Chart and figure data:
......
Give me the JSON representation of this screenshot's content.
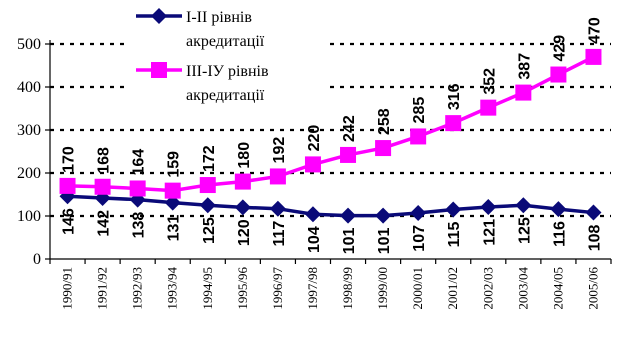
{
  "chart_data": {
    "type": "line",
    "categories": [
      "1990/91",
      "1991/92",
      "1992/93",
      "1993/94",
      "1994/95",
      "1995/96",
      "1996/97",
      "1997/98",
      "1998/99",
      "1999/00",
      "2000/01",
      "2001/02",
      "2002/03",
      "2003/04",
      "2004/05",
      "2005/06"
    ],
    "ylim": [
      0,
      500
    ],
    "yticks": [
      0,
      100,
      200,
      300,
      400,
      500
    ],
    "grid": true,
    "legend_position": "top-left",
    "series": [
      {
        "name": "І-ІІ рівнів акредитації",
        "color": "#0a0a78",
        "marker": "diamond",
        "values": [
          146,
          142,
          138,
          131,
          125,
          120,
          117,
          104,
          101,
          101,
          107,
          115,
          121,
          125,
          116,
          108
        ]
      },
      {
        "name": "ІІІ-ІУ рівнів акредитації",
        "color": "#ff00ff",
        "marker": "square",
        "values": [
          170,
          168,
          164,
          159,
          172,
          180,
          192,
          220,
          242,
          258,
          285,
          316,
          352,
          387,
          429,
          470
        ]
      }
    ]
  }
}
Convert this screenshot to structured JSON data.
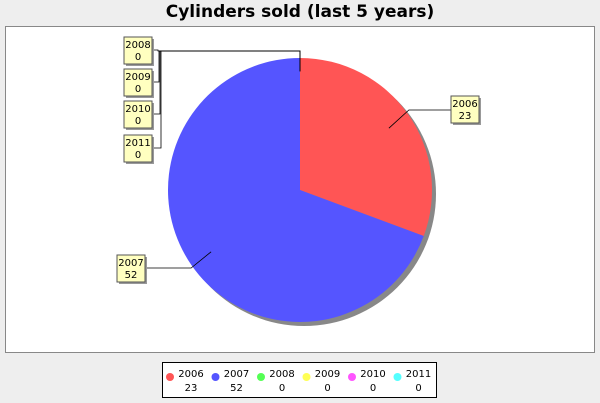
{
  "chart_data": {
    "type": "pie",
    "title": "Cylinders sold (last 5 years)",
    "slices": [
      {
        "label": "2006",
        "value": 23,
        "color": "#ff5555"
      },
      {
        "label": "2007",
        "value": 52,
        "color": "#5555ff"
      },
      {
        "label": "2008",
        "value": 0,
        "color": "#55ff55"
      },
      {
        "label": "2009",
        "value": 0,
        "color": "#ffff55"
      },
      {
        "label": "2010",
        "value": 0,
        "color": "#ff55ff"
      },
      {
        "label": "2011",
        "value": 0,
        "color": "#55ffff"
      }
    ],
    "legend_position": "bottom"
  }
}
......
• _EXERCISE_: Images should not appear in the copy; retype the listing above exactly.

• _WRITTEN RESPONSE_:
Give me the JSON representation of this screenshot's content.
{
  "chart_data": {
    "type": "line",
    "categories": [
      "1990/91",
      "1991/92",
      "1992/93",
      "1993/94",
      "1994/95",
      "1995/96",
      "1996/97",
      "1997/98",
      "1998/99",
      "1999/00",
      "2000/01",
      "2001/02",
      "2002/03",
      "2003/04",
      "2004/05",
      "2005/06"
    ],
    "ylim": [
      0,
      500
    ],
    "yticks": [
      0,
      100,
      200,
      300,
      400,
      500
    ],
    "grid": true,
    "legend_position": "top-left",
    "series": [
      {
        "name": "І-ІІ рівнів акредитації",
        "color": "#0a0a78",
        "marker": "diamond",
        "values": [
          146,
          142,
          138,
          131,
          125,
          120,
          117,
          104,
          101,
          101,
          107,
          115,
          121,
          125,
          116,
          108
        ]
      },
      {
        "name": "ІІІ-ІУ рівнів акредитації",
        "color": "#ff00ff",
        "marker": "square",
        "values": [
          170,
          168,
          164,
          159,
          172,
          180,
          192,
          220,
          242,
          258,
          285,
          316,
          352,
          387,
          429,
          470
        ]
      }
    ]
  }
}
Convert this screenshot to structured JSON data.
{
  "chart_data": {
    "type": "pie",
    "title": "Cylinders sold (last 5 years)",
    "slices": [
      {
        "label": "2006",
        "value": 23,
        "color": "#ff5555"
      },
      {
        "label": "2007",
        "value": 52,
        "color": "#5555ff"
      },
      {
        "label": "2008",
        "value": 0,
        "color": "#55ff55"
      },
      {
        "label": "2009",
        "value": 0,
        "color": "#ffff55"
      },
      {
        "label": "2010",
        "value": 0,
        "color": "#ff55ff"
      },
      {
        "label": "2011",
        "value": 0,
        "color": "#55ffff"
      }
    ],
    "legend_position": "bottom"
  }
}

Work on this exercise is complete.